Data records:

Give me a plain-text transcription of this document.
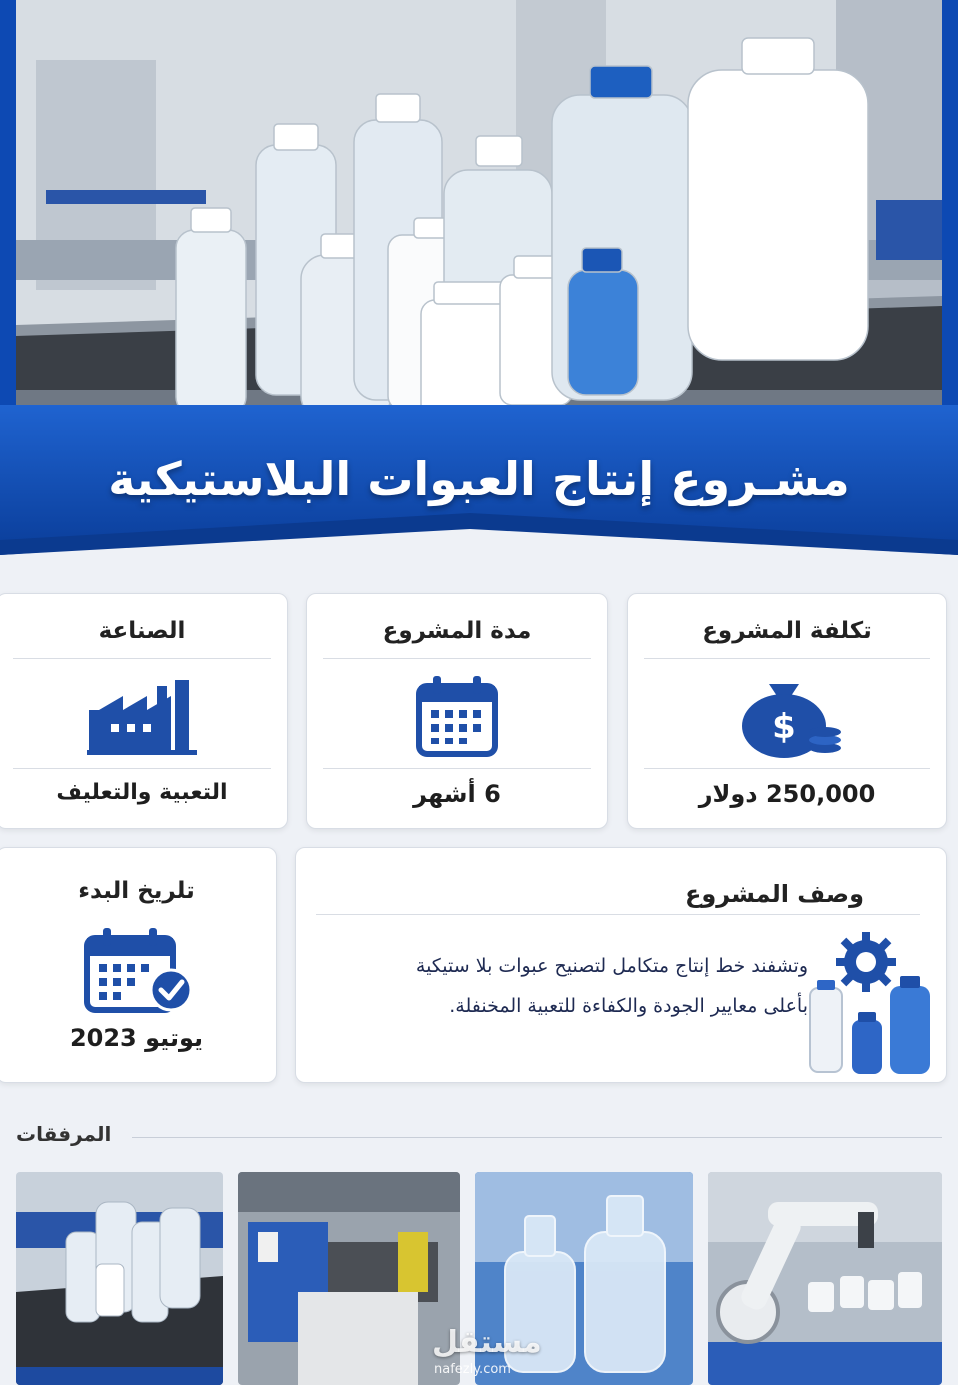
مشـروع إنتاج العبوات البلاستيكية
تكلفة المشروع
$
250,000 دولار
مدة المشروع
6 أشهر
الصناعة
التعبية والتعليف
تلريخ البدء
يوتيو 2023
وصف المشروع
وتشفند خط إنتاج متكامل لتصنيح عبوات بلا ستيكية
بأعلى معايير الجودة والكفاءة للتعبية المخنفلة.
المرفقات
مستقل
nafezly.com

What to produce: Search the entries for the word "المشروع" and copy every line that has it.

Completed exercise:
تكلفة المشروع
مدة المشروع
وصف المشروع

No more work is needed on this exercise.